##### SUPPLIED RECORDS
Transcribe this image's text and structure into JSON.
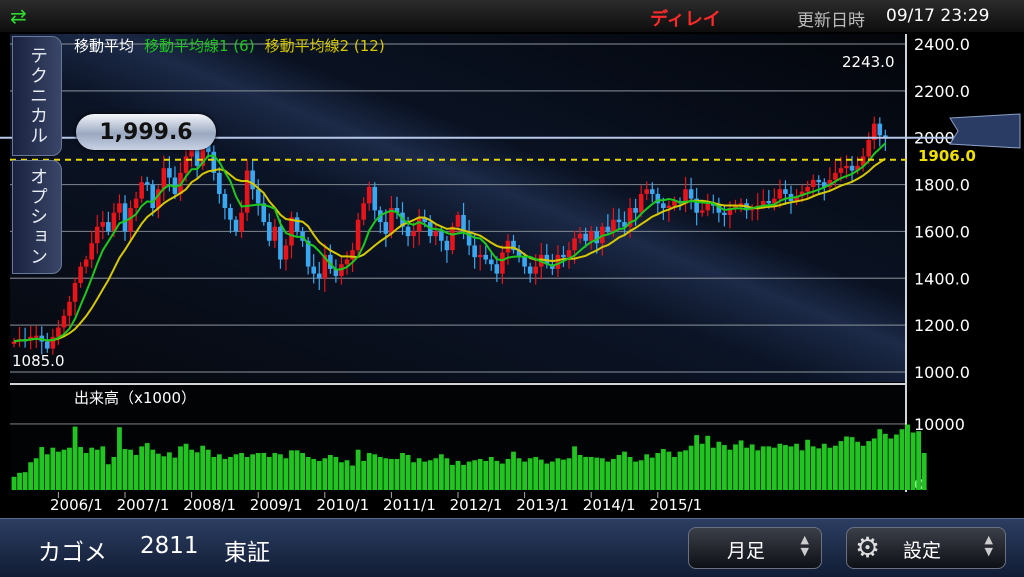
{
  "header": {
    "swap_icon": "swap-arrows-icon",
    "delay_label": "ディレイ",
    "update_label": "更新日時",
    "update_time": "09/17 23:29"
  },
  "tabs": {
    "technical": "テクニカル",
    "option": "オプション"
  },
  "indicator_legend": {
    "title": "移動平均",
    "ma1": "移動平均線1 (6)",
    "ma2": "移動平均線2 (12)"
  },
  "current_price": "1,999.6",
  "ref_line_price": "1906.0",
  "high_label": "2243.0",
  "low_label": "1085.0",
  "volume_label": "出来高（x1000）",
  "colors": {
    "up": "#e8141a",
    "down": "#3aa8f0",
    "ma1": "#1ec81e",
    "ma2": "#d6c800",
    "volume": "#22c422",
    "ref_line": "#e8d800"
  },
  "footer": {
    "name": "カゴメ",
    "code": "2811",
    "market": "東証",
    "period": "月足",
    "settings": "設定",
    "gear_icon": "gear-icon"
  },
  "chart_data": {
    "type": "candlestick",
    "price_axis": {
      "ticks": [
        "2400.0",
        "2200.0",
        "2000.0",
        "1800.0",
        "1600.0",
        "1400.0",
        "1200.0",
        "1000.0"
      ],
      "range": [
        1000,
        2400
      ]
    },
    "volume_axis": {
      "ticks": [
        "10000",
        "0"
      ],
      "range": [
        0,
        11500
      ]
    },
    "x_ticks": [
      "2006/1",
      "2007/1",
      "2008/1",
      "2009/1",
      "2010/1",
      "2011/1",
      "2012/1",
      "2013/1",
      "2014/1",
      "2015/1"
    ],
    "start": "2005/5",
    "closes": [
      1130,
      1140,
      1135,
      1150,
      1155,
      1130,
      1100,
      1150,
      1190,
      1240,
      1300,
      1380,
      1450,
      1480,
      1550,
      1620,
      1640,
      1600,
      1680,
      1720,
      1600,
      1700,
      1740,
      1810,
      1800,
      1700,
      1780,
      1870,
      1830,
      1760,
      1850,
      1920,
      1960,
      1880,
      1990,
      1940,
      1850,
      1760,
      1700,
      1650,
      1600,
      1680,
      1860,
      1780,
      1720,
      1640,
      1560,
      1620,
      1480,
      1540,
      1660,
      1600,
      1560,
      1450,
      1420,
      1400,
      1500,
      1440,
      1410,
      1460,
      1480,
      1520,
      1650,
      1720,
      1790,
      1690,
      1640,
      1590,
      1700,
      1680,
      1620,
      1580,
      1600,
      1660,
      1640,
      1580,
      1600,
      1560,
      1520,
      1620,
      1670,
      1600,
      1540,
      1490,
      1500,
      1480,
      1460,
      1420,
      1510,
      1560,
      1520,
      1490,
      1450,
      1420,
      1450,
      1500,
      1460,
      1440,
      1500,
      1490,
      1520,
      1570,
      1590,
      1560,
      1600,
      1550,
      1620,
      1600,
      1650,
      1640,
      1620,
      1700,
      1680,
      1760,
      1780,
      1760,
      1720,
      1700,
      1710,
      1730,
      1720,
      1780,
      1740,
      1680,
      1690,
      1720,
      1710,
      1680,
      1670,
      1700,
      1710,
      1720,
      1690,
      1700,
      1710,
      1730,
      1720,
      1740,
      1780,
      1760,
      1730,
      1750,
      1770,
      1790,
      1820,
      1810,
      1790,
      1820,
      1850,
      1870,
      1880,
      1860,
      1880,
      1920,
      1990,
      2060,
      2010,
      1999.6
    ],
    "volumes": [
      2000,
      2600,
      2700,
      4200,
      4800,
      6500,
      5400,
      6400,
      5800,
      6100,
      6400,
      9600,
      6500,
      5600,
      6400,
      6100,
      6600,
      3900,
      5000,
      9500,
      6200,
      6100,
      5300,
      6600,
      7100,
      6100,
      5500,
      5100,
      5700,
      4900,
      6600,
      7000,
      6100,
      5700,
      6700,
      6100,
      5000,
      5400,
      4700,
      5000,
      5400,
      5600,
      5000,
      5400,
      5600,
      5600,
      5000,
      5600,
      5400,
      4800,
      6000,
      6000,
      5600,
      5000,
      4700,
      4400,
      4800,
      5300,
      5000,
      4200,
      4500,
      3700,
      6100,
      4400,
      5600,
      5400,
      5000,
      4800,
      4700,
      4700,
      5600,
      5300,
      4200,
      4800,
      4300,
      4500,
      4800,
      5400,
      4800,
      3800,
      4400,
      3800,
      4300,
      4500,
      4700,
      4400,
      5000,
      4400,
      4000,
      4700,
      5800,
      4800,
      4300,
      4800,
      5000,
      4600,
      4000,
      4300,
      4800,
      4600,
      4800,
      6600,
      5300,
      5000,
      5000,
      4900,
      4800,
      4300,
      4700,
      5300,
      5800,
      5000,
      4300,
      4500,
      5400,
      4900,
      5600,
      6200,
      5800,
      5000,
      5800,
      6000,
      6700,
      8300,
      7000,
      8200,
      6400,
      7300,
      6800,
      6100,
      6900,
      7500,
      6400,
      6900,
      6000,
      6600,
      6600,
      6400,
      7000,
      6800,
      6600,
      7000,
      6000,
      7600,
      6600,
      6300,
      7000,
      6400,
      6700,
      7400,
      8100,
      8000,
      7300,
      6700,
      7400,
      7800,
      9200,
      8500,
      7800,
      8400,
      9200,
      9900,
      8700,
      8900,
      5600
    ]
  }
}
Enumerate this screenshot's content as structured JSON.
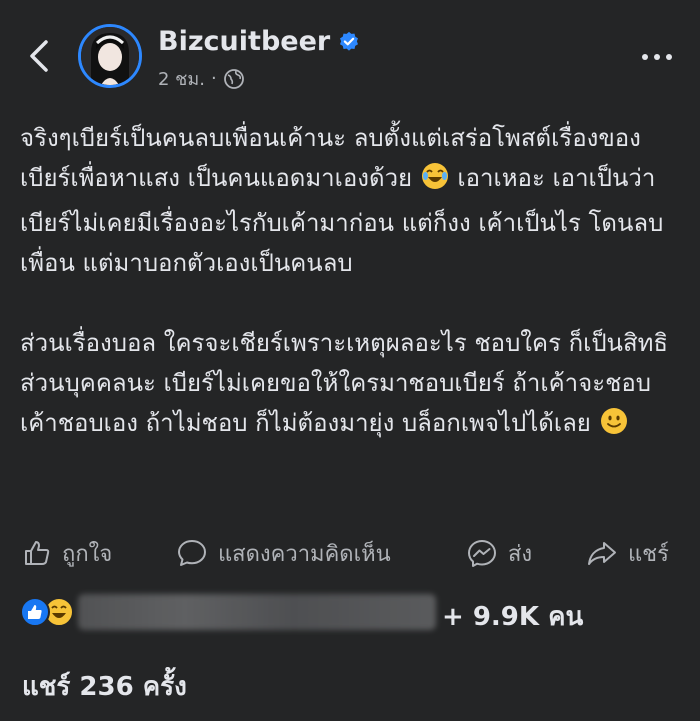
##########
SET PROBLEM: Exclude every picture and copy the remaining data exactly.

WORKED SOLUTION:
Transcribe this image's text and structure into JSON.
{
  "header": {
    "swap_icon": "swap-arrows-icon",
    "delay_label": "ディレイ",
    "update_label": "更新日時",
    "update_time": "09/17 23:29"
  },
  "tabs": {
    "technical": "テクニカル",
    "option": "オプション"
  },
  "indicator_legend": {
    "title": "移動平均",
    "ma1": "移動平均線1 (6)",
    "ma2": "移動平均線2 (12)"
  },
  "current_price": "1,999.6",
  "ref_line_price": "1906.0",
  "high_label": "2243.0",
  "low_label": "1085.0",
  "volume_label": "出来高（x1000）",
  "colors": {
    "up": "#e8141a",
    "down": "#3aa8f0",
    "ma1": "#1ec81e",
    "ma2": "#d6c800",
    "volume": "#22c422",
    "ref_line": "#e8d800"
  },
  "footer": {
    "name": "カゴメ",
    "code": "2811",
    "market": "東証",
    "period": "月足",
    "settings": "設定",
    "gear_icon": "gear-icon"
  },
  "chart_data": {
    "type": "candlestick",
    "price_axis": {
      "ticks": [
        "2400.0",
        "2200.0",
        "2000.0",
        "1800.0",
        "1600.0",
        "1400.0",
        "1200.0",
        "1000.0"
      ],
      "range": [
        1000,
        2400
      ]
    },
    "volume_axis": {
      "ticks": [
        "10000",
        "0"
      ],
      "range": [
        0,
        11500
      ]
    },
    "x_ticks": [
      "2006/1",
      "2007/1",
      "2008/1",
      "2009/1",
      "2010/1",
      "2011/1",
      "2012/1",
      "2013/1",
      "2014/1",
      "2015/1"
    ],
    "start": "2005/5",
    "closes": [
      1130,
      1140,
      1135,
      1150,
      1155,
      1130,
      1100,
      1150,
      1190,
      1240,
      1300,
      1380,
      1450,
      1480,
      1550,
      1620,
      1640,
      1600,
      1680,
      1720,
      1600,
      1700,
      1740,
      1810,
      1800,
      1700,
      1780,
      1870,
      1830,
      1760,
      1850,
      1920,
      1960,
      1880,
      1990,
      1940,
      1850,
      1760,
      1700,
      1650,
      1600,
      1680,
      1860,
      1780,
      1720,
      1640,
      1560,
      1620,
      1480,
      1540,
      1660,
      1600,
      1560,
      1450,
      1420,
      1400,
      1500,
      1440,
      1410,
      1460,
      1480,
      1520,
      1650,
      1720,
      1790,
      1690,
      1640,
      1590,
      1700,
      1680,
      1620,
      1580,
      1600,
      1660,
      1640,
      1580,
      1600,
      1560,
      1520,
      1620,
      1670,
      1600,
      1540,
      1490,
      1500,
      1480,
      1460,
      1420,
      1510,
      1560,
      1520,
      1490,
      1450,
      1420,
      1450,
      1500,
      1460,
      1440,
      1500,
      1490,
      1520,
      1570,
      1590,
      1560,
      1600,
      1550,
      1620,
      1600,
      1650,
      1640,
      1620,
      1700,
      1680,
      1760,
      1780,
      1760,
      1720,
      1700,
      1710,
      1730,
      1720,
      1780,
      1740,
      1680,
      1690,
      1720,
      1710,
      1680,
      1670,
      1700,
      1710,
      1720,
      1690,
      1700,
      1710,
      1730,
      1720,
      1740,
      1780,
      1760,
      1730,
      1750,
      1770,
      1790,
      1820,
      1810,
      1790,
      1820,
      1850,
      1870,
      1880,
      1860,
      1880,
      1920,
      1990,
      2060,
      2010,
      1999.6
    ],
    "volumes": [
      2000,
      2600,
      2700,
      4200,
      4800,
      6500,
      5400,
      6400,
      5800,
      6100,
      6400,
      9600,
      6500,
      5600,
      6400,
      6100,
      6600,
      3900,
      5000,
      9500,
      6200,
      6100,
      5300,
      6600,
      7100,
      6100,
      5500,
      5100,
      5700,
      4900,
      6600,
      7000,
      6100,
      5700,
      6700,
      6100,
      5000,
      5400,
      4700,
      5000,
      5400,
      5600,
      5000,
      5400,
      5600,
      5600,
      5000,
      5600,
      5400,
      4800,
      6000,
      6000,
      5600,
      5000,
      4700,
      4400,
      4800,
      5300,
      5000,
      4200,
      4500,
      3700,
      6100,
      4400,
      5600,
      5400,
      5000,
      4800,
      4700,
      4700,
      5600,
      5300,
      4200,
      4800,
      4300,
      4500,
      4800,
      5400,
      4800,
      3800,
      4400,
      3800,
      4300,
      4500,
      4700,
      4400,
      5000,
      4400,
      4000,
      4700,
      5800,
      4800,
      4300,
      4800,
      5000,
      4600,
      4000,
      4300,
      4800,
      4600,
      4800,
      6600,
      5300,
      5000,
      5000,
      4900,
      4800,
      4300,
      4700,
      5300,
      5800,
      5000,
      4300,
      4500,
      5400,
      4900,
      5600,
      6200,
      5800,
      5000,
      5800,
      6000,
      6700,
      8300,
      7000,
      8200,
      6400,
      7300,
      6800,
      6100,
      6900,
      7500,
      6400,
      6900,
      6000,
      6600,
      6600,
      6400,
      7000,
      6800,
      6600,
      7000,
      6000,
      7600,
      6600,
      6300,
      7000,
      6400,
      6700,
      7400,
      8100,
      8000,
      7300,
      6700,
      7400,
      7800,
      9200,
      8500,
      7800,
      8400,
      9200,
      9900,
      8700,
      8900,
      5600
    ]
  }
}
Enumerate this screenshot's content as structured JSON.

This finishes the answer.